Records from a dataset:
▶

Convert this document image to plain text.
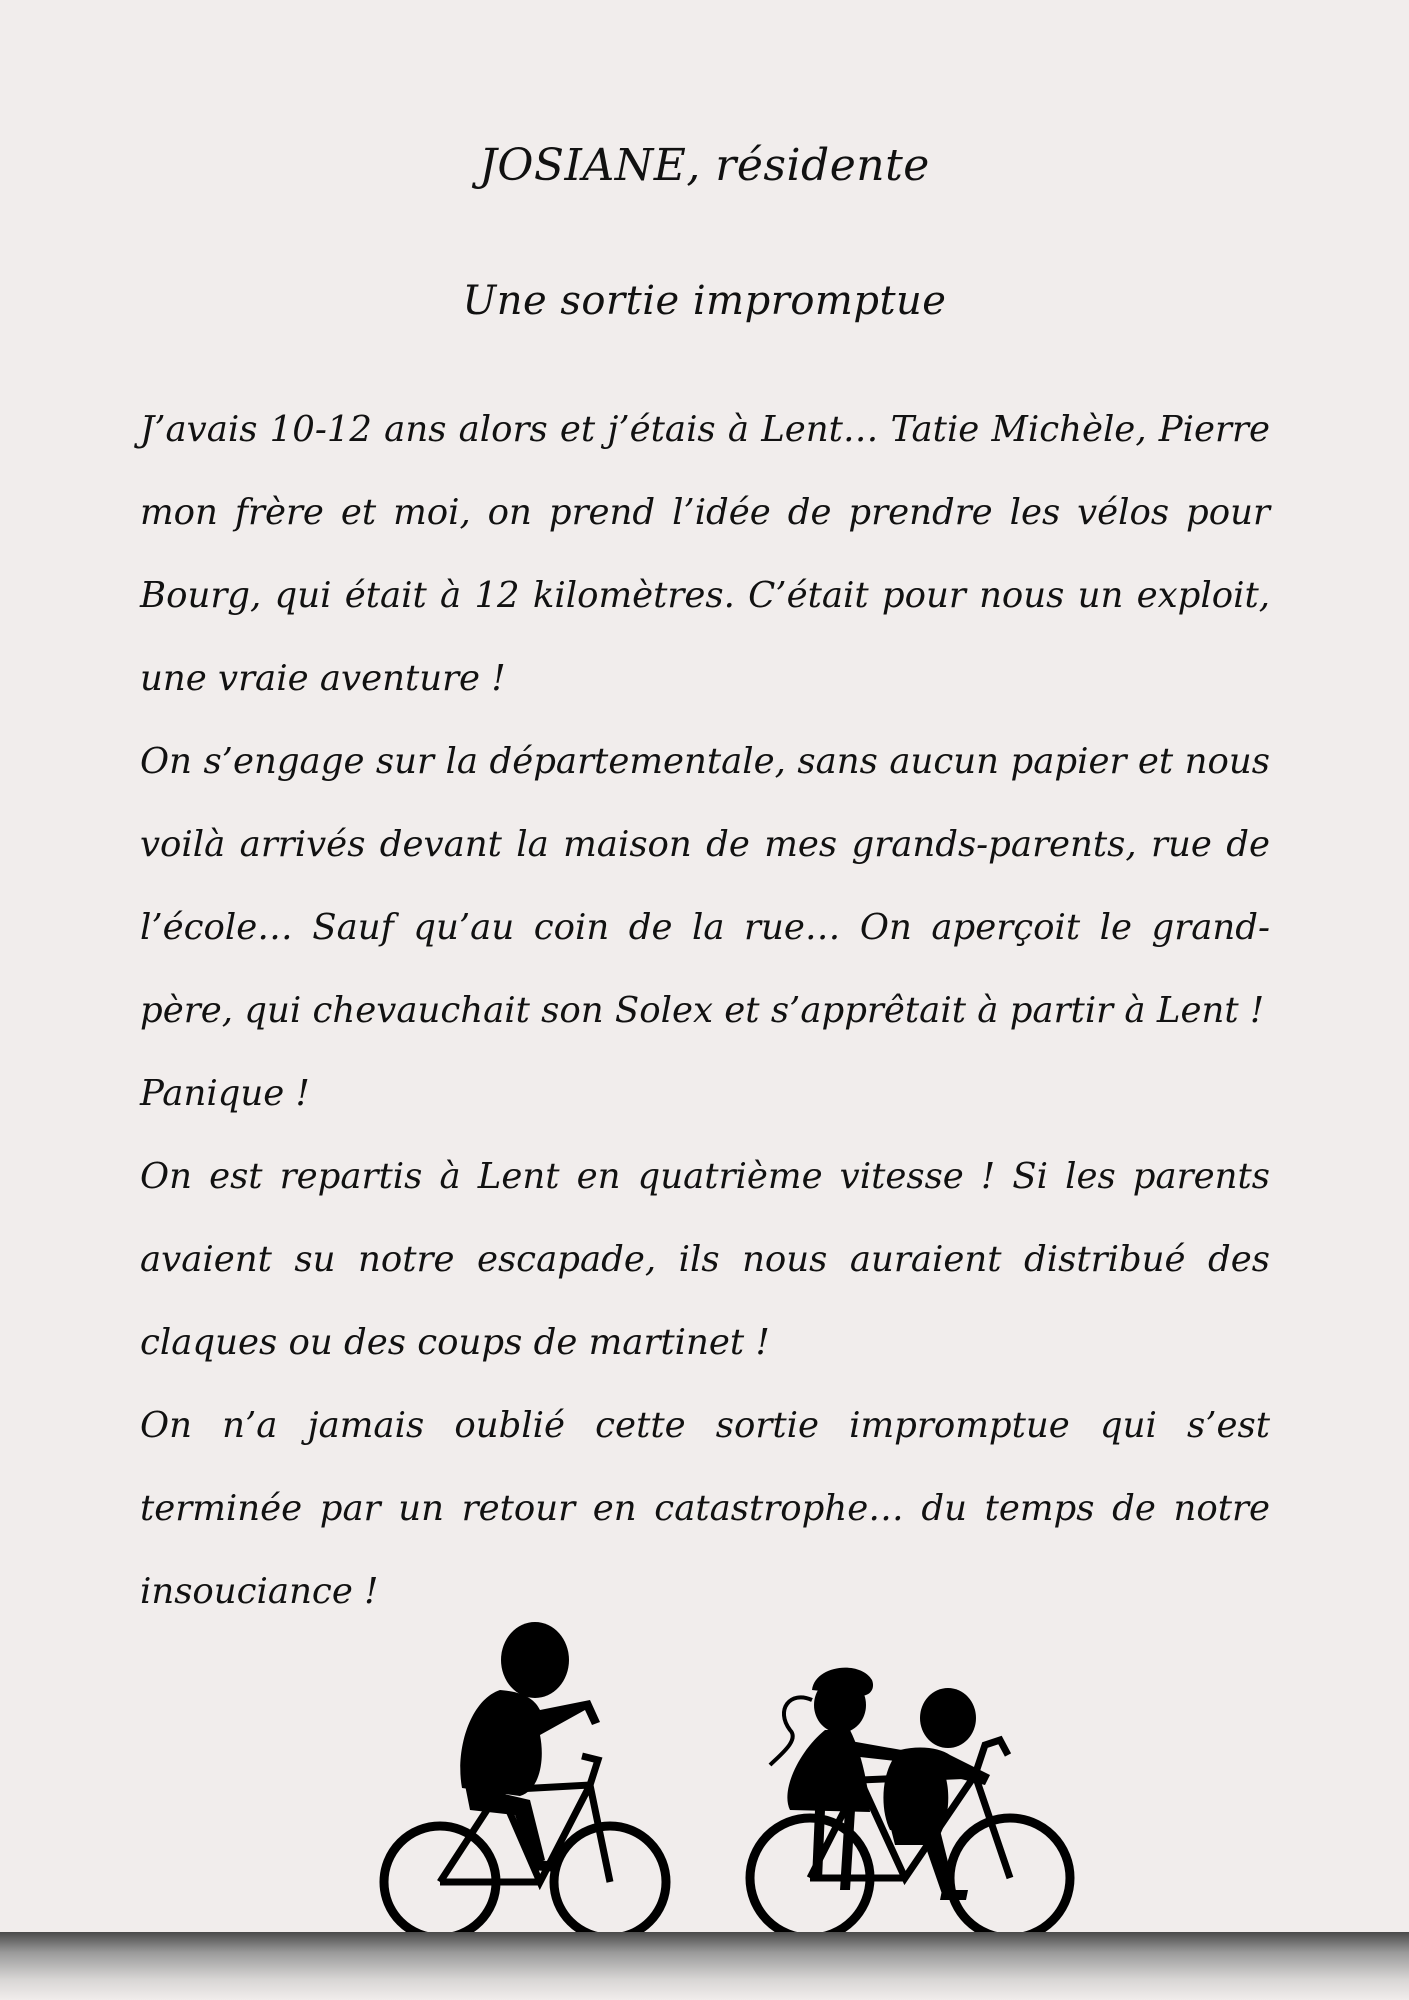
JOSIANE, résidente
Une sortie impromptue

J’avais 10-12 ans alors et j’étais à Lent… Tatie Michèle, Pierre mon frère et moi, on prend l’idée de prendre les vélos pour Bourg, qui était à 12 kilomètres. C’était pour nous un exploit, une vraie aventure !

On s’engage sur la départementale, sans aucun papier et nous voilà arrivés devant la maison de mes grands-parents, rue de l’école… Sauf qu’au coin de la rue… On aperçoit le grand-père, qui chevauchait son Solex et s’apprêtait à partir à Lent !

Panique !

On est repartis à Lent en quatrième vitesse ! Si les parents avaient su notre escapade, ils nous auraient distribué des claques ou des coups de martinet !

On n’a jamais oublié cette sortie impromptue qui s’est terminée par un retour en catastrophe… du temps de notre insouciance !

◀

• **TASK BRIEF**
Set down all the entries exactly as they appear, but skip any pictures.

• **ANSWER TO THE TASK**
Convert this document image to plain text.
JOSIANE, résidente
Une sortie impromptue

J’avais 10-12 ans alors et j’étais à Lent… Tatie Michèle, Pierre mon frère et moi, on prend l’idée de prendre les vélos pour Bourg, qui était à 12 kilomètres. C’était pour nous un exploit, une vraie aventure !

On s’engage sur la départementale, sans aucun papier et nous voilà arrivés devant la maison de mes grands-parents, rue de l’école… Sauf qu’au coin de la rue… On aperçoit le grand-père, qui chevauchait son Solex et s’apprêtait à partir à Lent !

Panique !

On est repartis à Lent en quatrième vitesse ! Si les parents avaient su notre escapade, ils nous auraient distribué des claques ou des coups de martinet !

On n’a jamais oublié cette sortie impromptue qui s’est terminée par un retour en catastrophe… du temps de notre insouciance !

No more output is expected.